### WHAT YOU HAVE TO DO:
Gather every line below where "Valor" appears.

### DATASET RECORDS:

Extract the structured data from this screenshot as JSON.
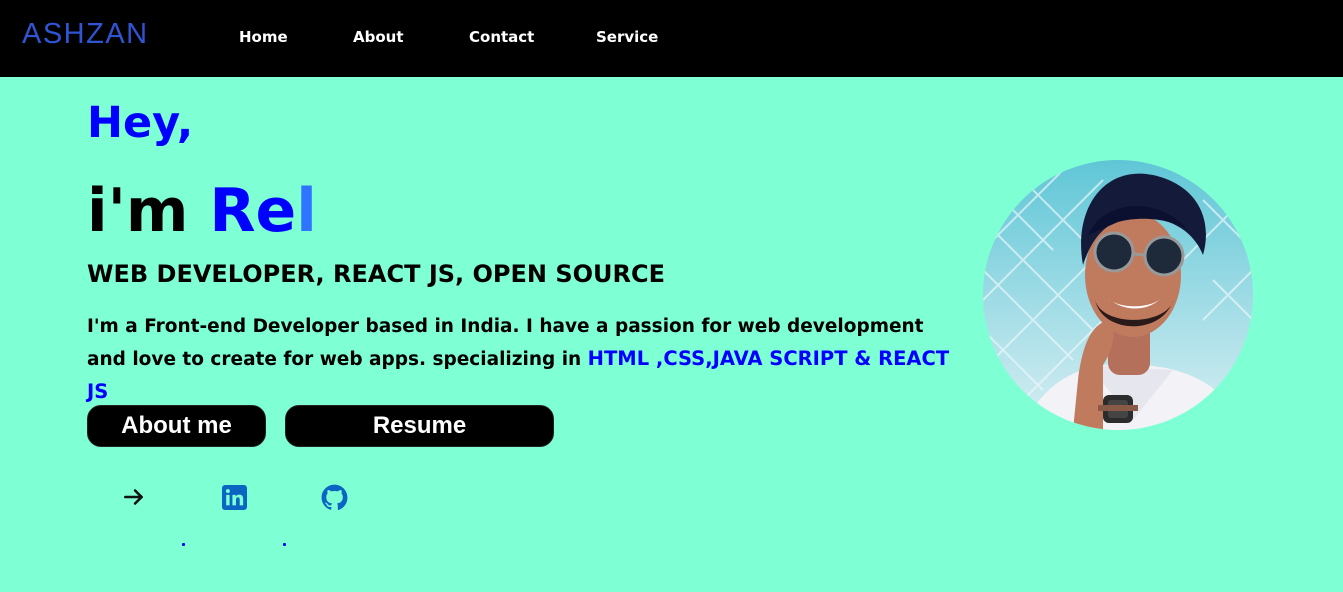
{
  "nav": {
    "brand": "ASHZAN",
    "links": [
      "Home",
      "About",
      "Contact",
      "Service"
    ]
  },
  "hero": {
    "greeting": "Hey,",
    "intro_prefix": "i'm ",
    "typed_name": "Re",
    "cursor": "l",
    "roles": "WEB DEVELOPER, REACT JS, OPEN SOURCE",
    "bio_text": "I'm a Front-end Developer based in India. I have a passion for web development and love to create for web apps. specializing in ",
    "bio_skills": "HTML ,CSS,JAVA SCRIPT & REACT JS"
  },
  "buttons": {
    "about": "About me",
    "resume": "Resume"
  },
  "social_icons": [
    "arrow-right-icon",
    "linkedin-icon",
    "github-icon"
  ],
  "colors": {
    "background": "#7fffd4",
    "navbar": "#000000",
    "brand": "#2f54d4",
    "accent": "#0000ff",
    "icon_blue": "#0a66c2"
  }
}
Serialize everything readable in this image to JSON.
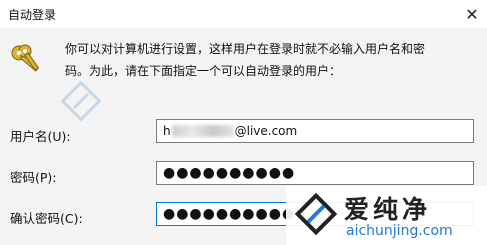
{
  "window": {
    "title": "自动登录",
    "close_glyph": "✕"
  },
  "description": {
    "line1": "你可以对计算机进行设置，这样用户在登录时就不必输入用户名和密",
    "line2": "码。为此，请在下面指定一个可以自动登录的用户："
  },
  "form": {
    "username_label": "用户名(U):",
    "username_prefix": "h",
    "username_suffix": "@live.com",
    "password_label": "密码(P):",
    "password_value": "●●●●●●●●●●",
    "confirm_label": "确认密码(C):",
    "confirm_value": "●●●●●●●●●●"
  },
  "watermark": {
    "name": "爱纯净",
    "url": "aichunjing.com"
  },
  "colors": {
    "focus_border": "#0078d7",
    "watermark_url": "#1f7ad6",
    "key_icon": "#c9a227"
  }
}
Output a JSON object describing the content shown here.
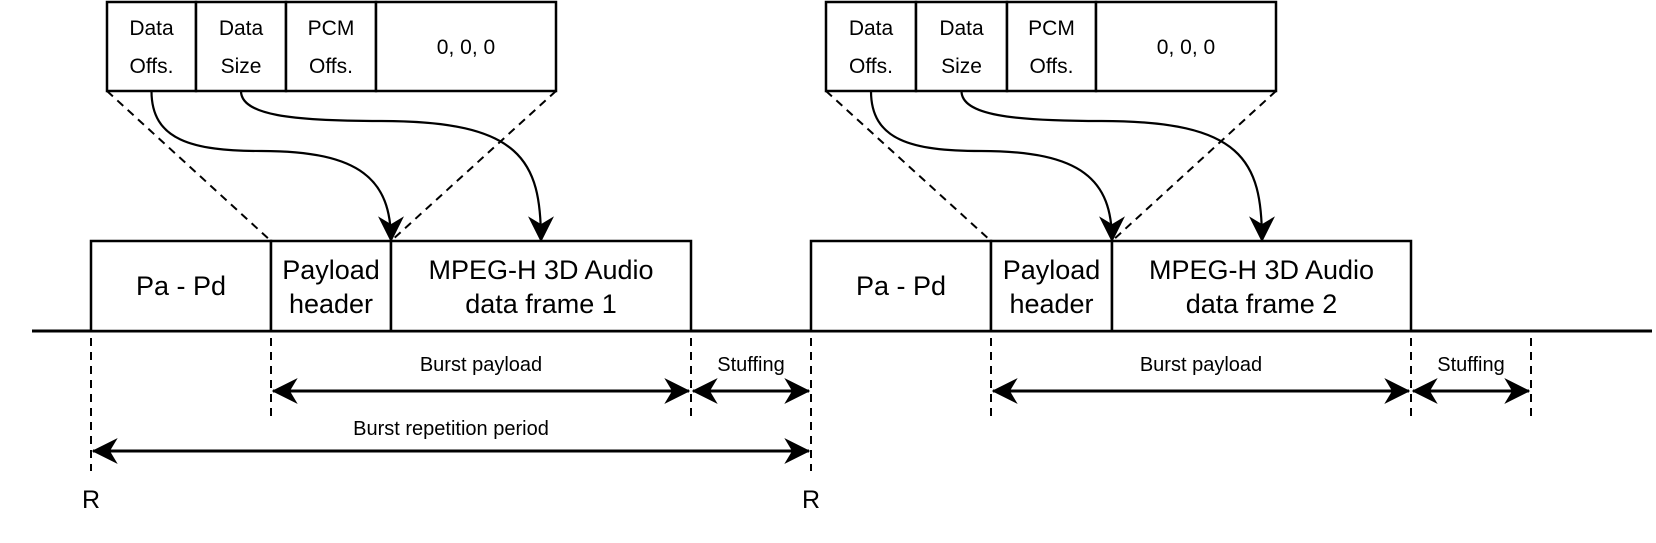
{
  "bursts": [
    {
      "header_fields": [
        [
          "Data",
          "Offs."
        ],
        [
          "Data",
          "Size"
        ],
        [
          "PCM",
          "Offs."
        ],
        [
          "0, 0, 0"
        ]
      ],
      "preamble": "Pa - Pd",
      "payload_header": [
        "Payload",
        "header"
      ],
      "frame": [
        "MPEG-H 3D Audio",
        "data frame 1"
      ],
      "burst_payload_label": "Burst payload",
      "stuffing_label": "Stuffing"
    },
    {
      "header_fields": [
        [
          "Data",
          "Offs."
        ],
        [
          "Data",
          "Size"
        ],
        [
          "PCM",
          "Offs."
        ],
        [
          "0, 0, 0"
        ]
      ],
      "preamble": "Pa - Pd",
      "payload_header": [
        "Payload",
        "header"
      ],
      "frame": [
        "MPEG-H 3D Audio",
        "data frame 2"
      ],
      "burst_payload_label": "Burst payload",
      "stuffing_label": "Stuffing"
    }
  ],
  "repetition_label": "Burst repetition period",
  "reference_marks": [
    "R",
    "R"
  ]
}
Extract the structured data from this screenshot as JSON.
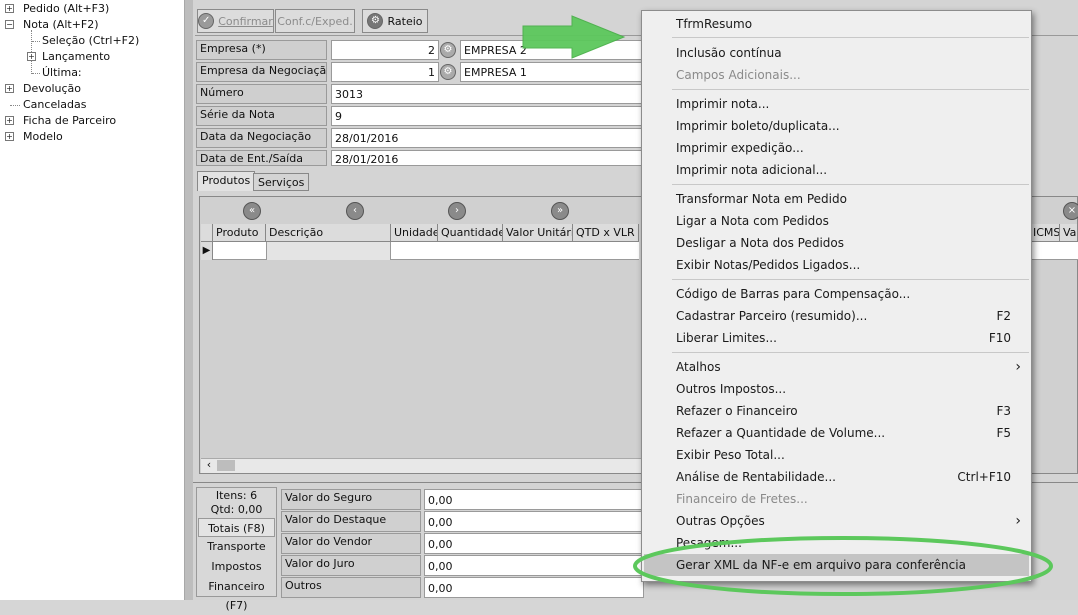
{
  "tree": {
    "items": [
      {
        "label": "Pedido  (Alt+F3)",
        "expander": "+"
      },
      {
        "label": "Nota  (Alt+F2)",
        "expander": "−"
      },
      {
        "label": "Seleção (Ctrl+F2)"
      },
      {
        "label": "Lançamento",
        "expander": "+"
      },
      {
        "label": "Última:"
      },
      {
        "label": "Devolução",
        "expander": "+"
      },
      {
        "label": "Canceladas"
      },
      {
        "label": "Ficha de Parceiro",
        "expander": "+"
      },
      {
        "label": "Modelo",
        "expander": "+"
      }
    ]
  },
  "toolbar": {
    "confirmar": "Confirmar",
    "conf_exped": "Conf.c/Exped.",
    "rateio": "Rateio"
  },
  "form": {
    "empresa_label": "Empresa (*)",
    "empresa_code": "2",
    "empresa_name": "EMPRESA 2",
    "empresa_neg_label": "Empresa da Negociação",
    "empresa_neg_code": "1",
    "empresa_neg_name": "EMPRESA 1",
    "numero_label": "Número",
    "numero_value": "3013",
    "serie_label": "Série da Nota",
    "serie_value": "9",
    "data_neg_label": "Data da Negociação",
    "data_neg_value": "28/01/2016",
    "data_ent_label": "Data de Ent./Saída",
    "data_ent_value": "28/01/2016"
  },
  "tabs": {
    "produtos": "Produtos",
    "servicos": "Serviços"
  },
  "grid": {
    "columns": [
      "Produto",
      "Descrição",
      "Unidade",
      "Quantidade",
      "Valor Unitário",
      "QTD x VLR"
    ],
    "right_columns": [
      "ICMS",
      "Val"
    ]
  },
  "bottom": {
    "itens": "Itens: 6",
    "qtd": "Qtd: 0,00",
    "buttons": [
      "Totais  (F8)",
      "Transporte",
      "Impostos",
      "Financeiro (F7)"
    ],
    "rows": [
      {
        "label": "Valor do Seguro",
        "value": "0,00"
      },
      {
        "label": "Valor do Destaque",
        "value": "0,00"
      },
      {
        "label": "Valor do Vendor",
        "value": "0,00"
      },
      {
        "label": "Valor do Juro",
        "value": "0,00"
      },
      {
        "label": "Outros",
        "value": "0,00"
      }
    ]
  },
  "menu": {
    "items": [
      {
        "label": "TfrmResumo"
      },
      {
        "label": "Inclusão contínua"
      },
      {
        "label": "Campos Adicionais...",
        "disabled": true
      },
      {
        "label": "Imprimir nota..."
      },
      {
        "label": "Imprimir boleto/duplicata..."
      },
      {
        "label": "Imprimir expedição..."
      },
      {
        "label": "Imprimir nota adicional..."
      },
      {
        "label": "Transformar Nota em Pedido"
      },
      {
        "label": "Ligar a Nota com Pedidos"
      },
      {
        "label": "Desligar a Nota dos Pedidos"
      },
      {
        "label": "Exibir Notas/Pedidos Ligados..."
      },
      {
        "label": "Código de Barras para Compensação..."
      },
      {
        "label": "Cadastrar Parceiro (resumido)...",
        "shortcut": "F2"
      },
      {
        "label": "Liberar Limites...",
        "shortcut": "F10"
      },
      {
        "label": "Atalhos",
        "submenu": "›"
      },
      {
        "label": "Outros Impostos..."
      },
      {
        "label": "Refazer o Financeiro",
        "shortcut": "F3"
      },
      {
        "label": "Refazer a Quantidade de Volume...",
        "shortcut": "F5"
      },
      {
        "label": "Exibir Peso Total..."
      },
      {
        "label": "Análise de Rentabilidade...",
        "shortcut": "Ctrl+F10"
      },
      {
        "label": "Financeiro de Fretes...",
        "disabled": true
      },
      {
        "label": "Outras Opções",
        "submenu": "›"
      },
      {
        "label": "Pesagem..."
      },
      {
        "label": "Gerar XML da NF-e em arquivo para conferência"
      }
    ]
  },
  "colors": {
    "arrow": "#5cc85c",
    "ellipse": "#5cc85c",
    "highlight": "#c4c4c4"
  }
}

### SOLUTION:
      "Valor Unitário",
        "label": "Valor do Seguro",
        "label": "Valor do Destaque",
        "label": "Valor do Vendor",
        "label": "Valor do Juro",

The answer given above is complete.